## BEGIN Data excerpts
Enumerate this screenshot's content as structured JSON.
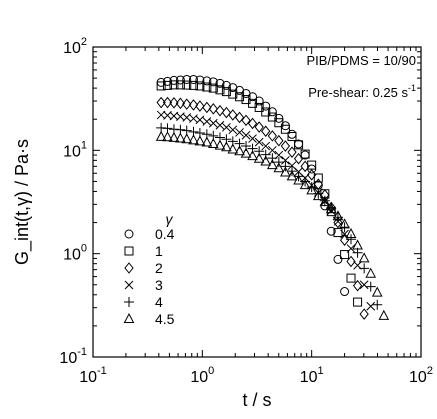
{
  "chart_data": {
    "type": "scatter",
    "title": "",
    "xlabel": "t / s",
    "ylabel": "G_int(t,γ) / Pa·s",
    "x_scale": "log",
    "y_scale": "log",
    "xlim": [
      0.1,
      100
    ],
    "ylim": [
      0.1,
      100
    ],
    "grid": false,
    "legend_position": "bottom-left",
    "legend_title": "γ",
    "x_tick_labels": [
      {
        "base": "10",
        "exp": "-1"
      },
      {
        "base": "10",
        "exp": "0"
      },
      {
        "base": "10",
        "exp": "1"
      },
      {
        "base": "10",
        "exp": "2"
      }
    ],
    "y_tick_labels": [
      {
        "base": "10",
        "exp": "-1"
      },
      {
        "base": "10",
        "exp": "0"
      },
      {
        "base": "10",
        "exp": "1"
      },
      {
        "base": "10",
        "exp": "2"
      }
    ],
    "annotations": {
      "composition": "PIB/PDMS = 10/90",
      "preshear": "Pre-shear: 0.25 s",
      "preshear_exp": "-1"
    },
    "series": [
      {
        "name": "0.4",
        "marker": "circle",
        "x": [
          0.42,
          0.48,
          0.55,
          0.63,
          0.72,
          0.83,
          0.95,
          1.1,
          1.26,
          1.45,
          1.66,
          1.9,
          2.19,
          2.51,
          2.88,
          3.31,
          3.8,
          4.37,
          5.01,
          5.75,
          6.61,
          7.59,
          8.71,
          10.0,
          11.5,
          13.2,
          15.1,
          17.4,
          20.0
        ],
        "y": [
          45.5,
          46.5,
          47.5,
          48.0,
          48.5,
          48.5,
          48.0,
          47.0,
          46.0,
          44.5,
          42.5,
          40.5,
          38.0,
          35.5,
          33.0,
          30.0,
          26.8,
          23.6,
          20.4,
          17.3,
          14.3,
          11.5,
          9.0,
          6.6,
          4.6,
          2.9,
          1.65,
          0.88,
          0.43
        ]
      },
      {
        "name": "1",
        "marker": "square",
        "x": [
          0.42,
          0.48,
          0.55,
          0.63,
          0.72,
          0.83,
          0.95,
          1.1,
          1.26,
          1.45,
          1.66,
          1.9,
          2.19,
          2.51,
          2.88,
          3.31,
          3.8,
          4.37,
          5.01,
          5.75,
          6.61,
          7.59,
          8.71,
          10.0,
          11.5,
          13.2,
          15.1,
          17.4,
          20.0,
          22.9,
          26.3
        ],
        "y": [
          42.0,
          42.5,
          43.0,
          43.0,
          42.8,
          42.5,
          42.0,
          41.0,
          40.0,
          38.5,
          37.0,
          35.0,
          33.0,
          31.0,
          28.5,
          26.0,
          23.5,
          21.0,
          18.5,
          16.0,
          13.6,
          11.3,
          9.2,
          7.2,
          5.4,
          3.8,
          2.55,
          1.6,
          0.98,
          0.58,
          0.34
        ]
      },
      {
        "name": "2",
        "marker": "diamond",
        "x": [
          0.42,
          0.48,
          0.55,
          0.63,
          0.72,
          0.83,
          0.95,
          1.1,
          1.26,
          1.45,
          1.66,
          1.9,
          2.19,
          2.51,
          2.88,
          3.31,
          3.8,
          4.37,
          5.01,
          5.75,
          6.61,
          7.59,
          8.71,
          10.0,
          11.5,
          13.2,
          15.1,
          17.4,
          20.0,
          22.9,
          26.3,
          30.2
        ],
        "y": [
          29.0,
          29.0,
          28.8,
          28.5,
          28.0,
          27.5,
          26.8,
          26.0,
          25.2,
          24.2,
          23.2,
          22.0,
          20.8,
          19.5,
          18.2,
          16.8,
          15.3,
          13.8,
          12.4,
          11.0,
          9.6,
          8.3,
          7.0,
          5.8,
          4.7,
          3.7,
          2.8,
          2.0,
          1.35,
          0.84,
          0.49,
          0.26
        ]
      },
      {
        "name": "3",
        "marker": "x",
        "x": [
          0.42,
          0.48,
          0.55,
          0.63,
          0.72,
          0.83,
          0.95,
          1.1,
          1.26,
          1.45,
          1.66,
          1.9,
          2.19,
          2.51,
          2.88,
          3.31,
          3.8,
          4.37,
          5.01,
          5.75,
          6.61,
          7.59,
          8.71,
          10.0,
          11.5,
          13.2,
          15.1,
          17.4,
          20.0,
          22.9,
          26.3,
          30.2,
          34.7
        ],
        "y": [
          22.0,
          21.8,
          21.5,
          21.2,
          20.8,
          20.3,
          19.7,
          19.0,
          18.3,
          17.5,
          16.7,
          15.8,
          14.9,
          14.0,
          13.0,
          12.0,
          11.0,
          10.0,
          9.0,
          8.0,
          7.1,
          6.2,
          5.4,
          4.6,
          3.9,
          3.2,
          2.6,
          2.05,
          1.55,
          1.12,
          0.77,
          0.5,
          0.31
        ]
      },
      {
        "name": "4",
        "marker": "plus",
        "x": [
          0.42,
          0.48,
          0.55,
          0.63,
          0.72,
          0.83,
          0.95,
          1.1,
          1.26,
          1.45,
          1.66,
          1.9,
          2.19,
          2.51,
          2.88,
          3.31,
          3.8,
          4.37,
          5.01,
          5.75,
          6.61,
          7.59,
          8.71,
          10.0,
          11.5,
          13.2,
          15.1,
          17.4,
          20.0,
          22.9,
          26.3,
          30.2,
          34.7,
          39.8
        ],
        "y": [
          16.5,
          16.3,
          16.0,
          15.8,
          15.5,
          15.1,
          14.7,
          14.3,
          13.8,
          13.3,
          12.8,
          12.2,
          11.6,
          11.0,
          10.4,
          9.8,
          9.1,
          8.4,
          7.7,
          7.0,
          6.3,
          5.6,
          5.0,
          4.4,
          3.8,
          3.25,
          2.75,
          2.25,
          1.8,
          1.38,
          1.02,
          0.72,
          0.48,
          0.32
        ]
      },
      {
        "name": "4.5",
        "marker": "triangle",
        "x": [
          0.42,
          0.48,
          0.55,
          0.63,
          0.72,
          0.83,
          0.95,
          1.1,
          1.26,
          1.45,
          1.66,
          1.9,
          2.19,
          2.51,
          2.88,
          3.31,
          3.8,
          4.37,
          5.01,
          5.75,
          6.61,
          7.59,
          8.71,
          10.0,
          11.5,
          13.2,
          15.1,
          17.4,
          20.0,
          22.9,
          26.3,
          30.2,
          34.7,
          39.8,
          45.7
        ],
        "y": [
          13.5,
          13.4,
          13.2,
          13.0,
          12.8,
          12.5,
          12.2,
          11.9,
          11.5,
          11.1,
          10.7,
          10.2,
          9.8,
          9.3,
          8.8,
          8.3,
          7.8,
          7.2,
          6.7,
          6.1,
          5.6,
          5.1,
          4.6,
          4.1,
          3.6,
          3.15,
          2.7,
          2.3,
          1.92,
          1.55,
          1.2,
          0.9,
          0.64,
          0.42,
          0.25
        ]
      }
    ]
  }
}
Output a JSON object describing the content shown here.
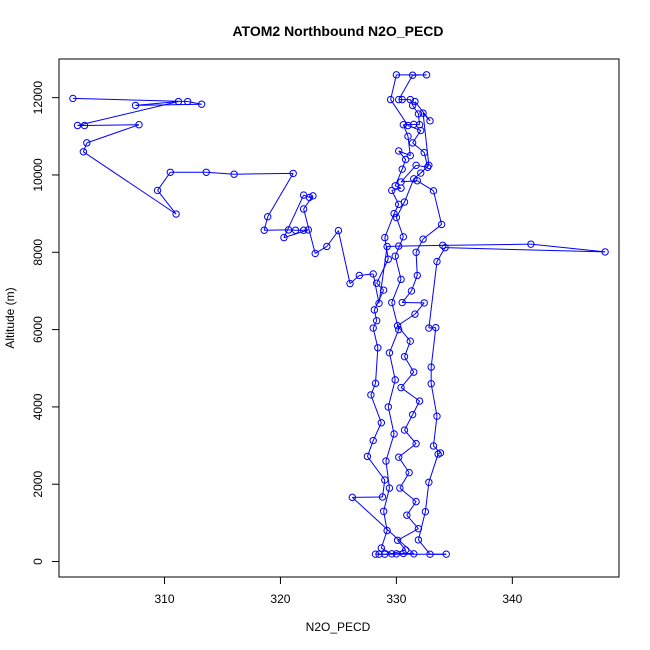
## END Data excerpts
Task objective:
Go back to the records above and write them out exactly, without the pictures.

Solution to this task:
Enumerate this screenshot's content as structured JSON.
{
  "chart_data": {
    "type": "scatter",
    "title": "",
    "xlabel": "t / s",
    "ylabel": "G_int(t,γ) / Pa·s",
    "x_scale": "log",
    "y_scale": "log",
    "xlim": [
      0.1,
      100
    ],
    "ylim": [
      0.1,
      100
    ],
    "grid": false,
    "legend_position": "bottom-left",
    "legend_title": "γ",
    "x_tick_labels": [
      {
        "base": "10",
        "exp": "-1"
      },
      {
        "base": "10",
        "exp": "0"
      },
      {
        "base": "10",
        "exp": "1"
      },
      {
        "base": "10",
        "exp": "2"
      }
    ],
    "y_tick_labels": [
      {
        "base": "10",
        "exp": "-1"
      },
      {
        "base": "10",
        "exp": "0"
      },
      {
        "base": "10",
        "exp": "1"
      },
      {
        "base": "10",
        "exp": "2"
      }
    ],
    "annotations": {
      "composition": "PIB/PDMS = 10/90",
      "preshear": "Pre-shear: 0.25 s",
      "preshear_exp": "-1"
    },
    "series": [
      {
        "name": "0.4",
        "marker": "circle",
        "x": [
          0.42,
          0.48,
          0.55,
          0.63,
          0.72,
          0.83,
          0.95,
          1.1,
          1.26,
          1.45,
          1.66,
          1.9,
          2.19,
          2.51,
          2.88,
          3.31,
          3.8,
          4.37,
          5.01,
          5.75,
          6.61,
          7.59,
          8.71,
          10.0,
          11.5,
          13.2,
          15.1,
          17.4,
          20.0
        ],
        "y": [
          45.5,
          46.5,
          47.5,
          48.0,
          48.5,
          48.5,
          48.0,
          47.0,
          46.0,
          44.5,
          42.5,
          40.5,
          38.0,
          35.5,
          33.0,
          30.0,
          26.8,
          23.6,
          20.4,
          17.3,
          14.3,
          11.5,
          9.0,
          6.6,
          4.6,
          2.9,
          1.65,
          0.88,
          0.43
        ]
      },
      {
        "name": "1",
        "marker": "square",
        "x": [
          0.42,
          0.48,
          0.55,
          0.63,
          0.72,
          0.83,
          0.95,
          1.1,
          1.26,
          1.45,
          1.66,
          1.9,
          2.19,
          2.51,
          2.88,
          3.31,
          3.8,
          4.37,
          5.01,
          5.75,
          6.61,
          7.59,
          8.71,
          10.0,
          11.5,
          13.2,
          15.1,
          17.4,
          20.0,
          22.9,
          26.3
        ],
        "y": [
          42.0,
          42.5,
          43.0,
          43.0,
          42.8,
          42.5,
          42.0,
          41.0,
          40.0,
          38.5,
          37.0,
          35.0,
          33.0,
          31.0,
          28.5,
          26.0,
          23.5,
          21.0,
          18.5,
          16.0,
          13.6,
          11.3,
          9.2,
          7.2,
          5.4,
          3.8,
          2.55,
          1.6,
          0.98,
          0.58,
          0.34
        ]
      },
      {
        "name": "2",
        "marker": "diamond",
        "x": [
          0.42,
          0.48,
          0.55,
          0.63,
          0.72,
          0.83,
          0.95,
          1.1,
          1.26,
          1.45,
          1.66,
          1.9,
          2.19,
          2.51,
          2.88,
          3.31,
          3.8,
          4.37,
          5.01,
          5.75,
          6.61,
          7.59,
          8.71,
          10.0,
          11.5,
          13.2,
          15.1,
          17.4,
          20.0,
          22.9,
          26.3,
          30.2
        ],
        "y": [
          29.0,
          29.0,
          28.8,
          28.5,
          28.0,
          27.5,
          26.8,
          26.0,
          25.2,
          24.2,
          23.2,
          22.0,
          20.8,
          19.5,
          18.2,
          16.8,
          15.3,
          13.8,
          12.4,
          11.0,
          9.6,
          8.3,
          7.0,
          5.8,
          4.7,
          3.7,
          2.8,
          2.0,
          1.35,
          0.84,
          0.49,
          0.26
        ]
      },
      {
        "name": "3",
        "marker": "x",
        "x": [
          0.42,
          0.48,
          0.55,
          0.63,
          0.72,
          0.83,
          0.95,
          1.1,
          1.26,
          1.45,
          1.66,
          1.9,
          2.19,
          2.51,
          2.88,
          3.31,
          3.8,
          4.37,
          5.01,
          5.75,
          6.61,
          7.59,
          8.71,
          10.0,
          11.5,
          13.2,
          15.1,
          17.4,
          20.0,
          22.9,
          26.3,
          30.2,
          34.7
        ],
        "y": [
          22.0,
          21.8,
          21.5,
          21.2,
          20.8,
          20.3,
          19.7,
          19.0,
          18.3,
          17.5,
          16.7,
          15.8,
          14.9,
          14.0,
          13.0,
          12.0,
          11.0,
          10.0,
          9.0,
          8.0,
          7.1,
          6.2,
          5.4,
          4.6,
          3.9,
          3.2,
          2.6,
          2.05,
          1.55,
          1.12,
          0.77,
          0.5,
          0.31
        ]
      },
      {
        "name": "4",
        "marker": "plus",
        "x": [
          0.42,
          0.48,
          0.55,
          0.63,
          0.72,
          0.83,
          0.95,
          1.1,
          1.26,
          1.45,
          1.66,
          1.9,
          2.19,
          2.51,
          2.88,
          3.31,
          3.8,
          4.37,
          5.01,
          5.75,
          6.61,
          7.59,
          8.71,
          10.0,
          11.5,
          13.2,
          15.1,
          17.4,
          20.0,
          22.9,
          26.3,
          30.2,
          34.7,
          39.8
        ],
        "y": [
          16.5,
          16.3,
          16.0,
          15.8,
          15.5,
          15.1,
          14.7,
          14.3,
          13.8,
          13.3,
          12.8,
          12.2,
          11.6,
          11.0,
          10.4,
          9.8,
          9.1,
          8.4,
          7.7,
          7.0,
          6.3,
          5.6,
          5.0,
          4.4,
          3.8,
          3.25,
          2.75,
          2.25,
          1.8,
          1.38,
          1.02,
          0.72,
          0.48,
          0.32
        ]
      },
      {
        "name": "4.5",
        "marker": "triangle",
        "x": [
          0.42,
          0.48,
          0.55,
          0.63,
          0.72,
          0.83,
          0.95,
          1.1,
          1.26,
          1.45,
          1.66,
          1.9,
          2.19,
          2.51,
          2.88,
          3.31,
          3.8,
          4.37,
          5.01,
          5.75,
          6.61,
          7.59,
          8.71,
          10.0,
          11.5,
          13.2,
          15.1,
          17.4,
          20.0,
          22.9,
          26.3,
          30.2,
          34.7,
          39.8,
          45.7
        ],
        "y": [
          13.5,
          13.4,
          13.2,
          13.0,
          12.8,
          12.5,
          12.2,
          11.9,
          11.5,
          11.1,
          10.7,
          10.2,
          9.8,
          9.3,
          8.8,
          8.3,
          7.8,
          7.2,
          6.7,
          6.1,
          5.6,
          5.1,
          4.6,
          4.1,
          3.6,
          3.15,
          2.7,
          2.3,
          1.92,
          1.55,
          1.2,
          0.9,
          0.64,
          0.42,
          0.25
        ]
      }
    ]
  }
}
Output a JSON object describing the content shown here.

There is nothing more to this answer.